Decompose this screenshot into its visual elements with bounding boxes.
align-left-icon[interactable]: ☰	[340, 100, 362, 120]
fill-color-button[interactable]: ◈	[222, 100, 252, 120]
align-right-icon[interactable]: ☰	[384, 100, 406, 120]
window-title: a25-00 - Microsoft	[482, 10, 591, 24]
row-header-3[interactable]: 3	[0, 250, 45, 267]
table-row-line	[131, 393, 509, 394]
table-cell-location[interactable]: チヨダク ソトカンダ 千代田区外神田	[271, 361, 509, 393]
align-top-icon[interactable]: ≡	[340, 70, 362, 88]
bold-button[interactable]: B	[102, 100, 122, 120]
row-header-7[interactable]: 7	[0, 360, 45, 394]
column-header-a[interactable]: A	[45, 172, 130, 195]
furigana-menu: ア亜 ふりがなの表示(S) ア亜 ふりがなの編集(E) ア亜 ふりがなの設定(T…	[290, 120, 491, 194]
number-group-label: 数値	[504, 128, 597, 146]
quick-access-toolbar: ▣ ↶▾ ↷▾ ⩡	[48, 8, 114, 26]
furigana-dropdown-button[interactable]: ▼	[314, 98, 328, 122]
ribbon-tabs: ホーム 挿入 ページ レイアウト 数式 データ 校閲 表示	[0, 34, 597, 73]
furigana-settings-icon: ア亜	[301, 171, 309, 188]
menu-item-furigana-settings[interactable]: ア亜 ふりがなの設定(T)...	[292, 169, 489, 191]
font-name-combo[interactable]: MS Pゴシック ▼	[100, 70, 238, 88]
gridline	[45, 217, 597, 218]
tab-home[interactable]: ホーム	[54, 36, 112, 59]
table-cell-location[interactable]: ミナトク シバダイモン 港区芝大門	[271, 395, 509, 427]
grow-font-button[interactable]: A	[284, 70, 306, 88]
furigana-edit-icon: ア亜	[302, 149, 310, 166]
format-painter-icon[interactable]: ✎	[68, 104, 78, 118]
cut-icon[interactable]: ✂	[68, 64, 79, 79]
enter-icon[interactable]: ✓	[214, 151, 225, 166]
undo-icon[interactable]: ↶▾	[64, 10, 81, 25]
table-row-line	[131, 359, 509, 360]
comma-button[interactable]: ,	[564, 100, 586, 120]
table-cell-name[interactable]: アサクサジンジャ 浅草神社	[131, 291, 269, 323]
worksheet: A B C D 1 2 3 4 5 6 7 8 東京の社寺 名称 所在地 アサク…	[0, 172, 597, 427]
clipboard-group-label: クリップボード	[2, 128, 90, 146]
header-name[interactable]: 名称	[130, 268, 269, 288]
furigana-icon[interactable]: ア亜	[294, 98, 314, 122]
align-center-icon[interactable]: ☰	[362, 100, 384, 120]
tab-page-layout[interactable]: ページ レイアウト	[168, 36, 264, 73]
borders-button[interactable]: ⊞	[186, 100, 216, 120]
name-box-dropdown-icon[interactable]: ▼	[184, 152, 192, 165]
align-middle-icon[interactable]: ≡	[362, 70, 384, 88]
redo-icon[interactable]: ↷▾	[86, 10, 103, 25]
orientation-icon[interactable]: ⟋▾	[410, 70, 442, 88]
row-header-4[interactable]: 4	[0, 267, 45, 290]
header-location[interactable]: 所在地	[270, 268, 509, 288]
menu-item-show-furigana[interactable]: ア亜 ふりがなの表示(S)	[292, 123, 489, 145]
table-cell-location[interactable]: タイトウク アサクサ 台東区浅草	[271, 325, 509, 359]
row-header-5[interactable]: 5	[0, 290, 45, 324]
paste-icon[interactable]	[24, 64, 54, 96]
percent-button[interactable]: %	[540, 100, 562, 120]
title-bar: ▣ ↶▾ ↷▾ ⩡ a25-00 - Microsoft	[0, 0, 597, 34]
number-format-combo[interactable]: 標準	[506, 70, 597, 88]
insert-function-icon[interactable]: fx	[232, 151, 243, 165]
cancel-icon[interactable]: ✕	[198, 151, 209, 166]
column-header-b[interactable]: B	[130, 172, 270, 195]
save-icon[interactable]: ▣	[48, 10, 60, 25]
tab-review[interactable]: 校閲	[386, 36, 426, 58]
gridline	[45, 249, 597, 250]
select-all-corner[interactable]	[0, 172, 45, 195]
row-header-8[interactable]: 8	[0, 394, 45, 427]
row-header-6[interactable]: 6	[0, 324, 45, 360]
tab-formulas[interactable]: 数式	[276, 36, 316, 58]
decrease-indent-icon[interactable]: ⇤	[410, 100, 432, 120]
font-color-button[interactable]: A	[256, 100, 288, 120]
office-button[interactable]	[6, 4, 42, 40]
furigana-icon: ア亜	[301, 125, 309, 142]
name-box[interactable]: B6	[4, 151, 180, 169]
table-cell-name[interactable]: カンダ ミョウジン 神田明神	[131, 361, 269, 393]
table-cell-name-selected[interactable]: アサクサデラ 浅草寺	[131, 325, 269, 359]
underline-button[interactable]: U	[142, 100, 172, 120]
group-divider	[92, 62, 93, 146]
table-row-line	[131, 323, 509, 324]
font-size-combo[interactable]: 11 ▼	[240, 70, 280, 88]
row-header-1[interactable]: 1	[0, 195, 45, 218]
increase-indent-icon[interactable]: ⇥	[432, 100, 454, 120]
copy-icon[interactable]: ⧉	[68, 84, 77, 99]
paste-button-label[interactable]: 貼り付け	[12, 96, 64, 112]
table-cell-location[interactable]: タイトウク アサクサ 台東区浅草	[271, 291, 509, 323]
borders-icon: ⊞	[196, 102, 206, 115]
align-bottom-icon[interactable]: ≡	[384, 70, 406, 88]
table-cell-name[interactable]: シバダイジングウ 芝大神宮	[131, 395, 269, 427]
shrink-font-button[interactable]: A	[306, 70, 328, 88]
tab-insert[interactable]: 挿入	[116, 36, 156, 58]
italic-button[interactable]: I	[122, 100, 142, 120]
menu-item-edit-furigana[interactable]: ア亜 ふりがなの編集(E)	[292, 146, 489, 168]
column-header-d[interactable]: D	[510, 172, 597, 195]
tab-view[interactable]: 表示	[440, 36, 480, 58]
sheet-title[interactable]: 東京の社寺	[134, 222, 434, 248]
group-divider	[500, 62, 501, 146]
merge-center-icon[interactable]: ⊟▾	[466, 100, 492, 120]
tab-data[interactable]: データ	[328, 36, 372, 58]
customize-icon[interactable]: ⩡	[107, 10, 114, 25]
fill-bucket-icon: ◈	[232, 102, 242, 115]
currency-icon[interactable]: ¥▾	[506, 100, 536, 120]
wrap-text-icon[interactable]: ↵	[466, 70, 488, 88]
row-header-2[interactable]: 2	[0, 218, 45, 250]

◆ **Verilen Görev**:
Yukarıdaki materyalin bütün satırlarını hiçbir değişiklik yapmadan yeniden yazar mısın?

◆ **Yazılı Çözüm**:
Decompose this screenshot into its visual elements with bounding boxes.
align-left-icon[interactable]: ☰	[340, 100, 362, 120]
fill-color-button[interactable]: ◈	[222, 100, 252, 120]
align-right-icon[interactable]: ☰	[384, 100, 406, 120]
window-title: a25-00 - Microsoft	[482, 10, 591, 24]
row-header-3[interactable]: 3	[0, 250, 45, 267]
table-row-line	[131, 393, 509, 394]
table-cell-location[interactable]: チヨダク ソトカンダ 千代田区外神田	[271, 361, 509, 393]
align-top-icon[interactable]: ≡	[340, 70, 362, 88]
bold-button[interactable]: B	[102, 100, 122, 120]
row-header-7[interactable]: 7	[0, 360, 45, 394]
column-header-a[interactable]: A	[45, 172, 130, 195]
furigana-menu: ア亜 ふりがなの表示(S) ア亜 ふりがなの編集(E) ア亜 ふりがなの設定(T…	[290, 120, 491, 194]
number-group-label: 数値	[504, 128, 597, 146]
quick-access-toolbar: ▣ ↶▾ ↷▾ ⩡	[48, 8, 114, 26]
furigana-dropdown-button[interactable]: ▼	[314, 98, 328, 122]
ribbon-tabs: ホーム 挿入 ページ レイアウト 数式 データ 校閲 表示	[0, 34, 597, 73]
furigana-settings-icon: ア亜	[301, 171, 309, 188]
menu-item-furigana-settings[interactable]: ア亜 ふりがなの設定(T)...	[292, 169, 489, 191]
font-name-combo[interactable]: MS Pゴシック ▼	[100, 70, 238, 88]
gridline	[45, 217, 597, 218]
tab-home[interactable]: ホーム	[54, 36, 112, 59]
table-cell-location[interactable]: ミナトク シバダイモン 港区芝大門	[271, 395, 509, 427]
grow-font-button[interactable]: A	[284, 70, 306, 88]
furigana-edit-icon: ア亜	[302, 149, 310, 166]
format-painter-icon[interactable]: ✎	[68, 104, 78, 118]
cut-icon[interactable]: ✂	[68, 64, 79, 79]
enter-icon[interactable]: ✓	[214, 151, 225, 166]
undo-icon[interactable]: ↶▾	[64, 10, 81, 25]
table-row-line	[131, 359, 509, 360]
comma-button[interactable]: ,	[564, 100, 586, 120]
table-cell-name[interactable]: アサクサジンジャ 浅草神社	[131, 291, 269, 323]
worksheet: A B C D 1 2 3 4 5 6 7 8 東京の社寺 名称 所在地 アサク…	[0, 172, 597, 427]
clipboard-group-label: クリップボード	[2, 128, 90, 146]
header-name[interactable]: 名称	[130, 268, 269, 288]
furigana-icon[interactable]: ア亜	[294, 98, 314, 122]
align-center-icon[interactable]: ☰	[362, 100, 384, 120]
tab-page-layout[interactable]: ページ レイアウト	[168, 36, 264, 73]
borders-button[interactable]: ⊞	[186, 100, 216, 120]
name-box-dropdown-icon[interactable]: ▼	[184, 152, 192, 165]
align-middle-icon[interactable]: ≡	[362, 70, 384, 88]
redo-icon[interactable]: ↷▾	[86, 10, 103, 25]
orientation-icon[interactable]: ⟋▾	[410, 70, 442, 88]
row-header-4[interactable]: 4	[0, 267, 45, 290]
header-location[interactable]: 所在地	[270, 268, 509, 288]
menu-item-show-furigana[interactable]: ア亜 ふりがなの表示(S)	[292, 123, 489, 145]
table-cell-location[interactable]: タイトウク アサクサ 台東区浅草	[271, 325, 509, 359]
row-header-5[interactable]: 5	[0, 290, 45, 324]
paste-icon[interactable]	[24, 64, 54, 96]
percent-button[interactable]: %	[540, 100, 562, 120]
title-bar: ▣ ↶▾ ↷▾ ⩡ a25-00 - Microsoft	[0, 0, 597, 34]
number-format-combo[interactable]: 標準	[506, 70, 597, 88]
insert-function-icon[interactable]: fx	[232, 151, 243, 165]
cancel-icon[interactable]: ✕	[198, 151, 209, 166]
column-header-b[interactable]: B	[130, 172, 270, 195]
save-icon[interactable]: ▣	[48, 10, 60, 25]
tab-review[interactable]: 校閲	[386, 36, 426, 58]
gridline	[45, 249, 597, 250]
select-all-corner[interactable]	[0, 172, 45, 195]
row-header-8[interactable]: 8	[0, 394, 45, 427]
row-header-6[interactable]: 6	[0, 324, 45, 360]
tab-formulas[interactable]: 数式	[276, 36, 316, 58]
decrease-indent-icon[interactable]: ⇤	[410, 100, 432, 120]
font-color-button[interactable]: A	[256, 100, 288, 120]
office-button[interactable]	[6, 4, 42, 40]
furigana-icon: ア亜	[301, 125, 309, 142]
name-box[interactable]: B6	[4, 151, 180, 169]
table-cell-name[interactable]: カンダ ミョウジン 神田明神	[131, 361, 269, 393]
table-cell-name-selected[interactable]: アサクサデラ 浅草寺	[131, 325, 269, 359]
underline-button[interactable]: U	[142, 100, 172, 120]
group-divider	[92, 62, 93, 146]
table-row-line	[131, 323, 509, 324]
font-size-combo[interactable]: 11 ▼	[240, 70, 280, 88]
row-header-1[interactable]: 1	[0, 195, 45, 218]
increase-indent-icon[interactable]: ⇥	[432, 100, 454, 120]
copy-icon[interactable]: ⧉	[68, 84, 77, 99]
paste-button-label[interactable]: 貼り付け	[12, 96, 64, 112]
table-cell-location[interactable]: タイトウク アサクサ 台東区浅草	[271, 291, 509, 323]
borders-icon: ⊞	[196, 102, 206, 115]
align-bottom-icon[interactable]: ≡	[384, 70, 406, 88]
table-cell-name[interactable]: シバダイジングウ 芝大神宮	[131, 395, 269, 427]
shrink-font-button[interactable]: A	[306, 70, 328, 88]
tab-insert[interactable]: 挿入	[116, 36, 156, 58]
italic-button[interactable]: I	[122, 100, 142, 120]
menu-item-edit-furigana[interactable]: ア亜 ふりがなの編集(E)	[292, 146, 489, 168]
column-header-d[interactable]: D	[510, 172, 597, 195]
tab-view[interactable]: 表示	[440, 36, 480, 58]
sheet-title[interactable]: 東京の社寺	[134, 222, 434, 248]
group-divider	[500, 62, 501, 146]
merge-center-icon[interactable]: ⊟▾	[466, 100, 492, 120]
tab-data[interactable]: データ	[328, 36, 372, 58]
customize-icon[interactable]: ⩡	[107, 10, 114, 25]
fill-bucket-icon: ◈	[232, 102, 242, 115]
currency-icon[interactable]: ¥▾	[506, 100, 536, 120]
wrap-text-icon[interactable]: ↵	[466, 70, 488, 88]
row-header-2[interactable]: 2	[0, 218, 45, 250]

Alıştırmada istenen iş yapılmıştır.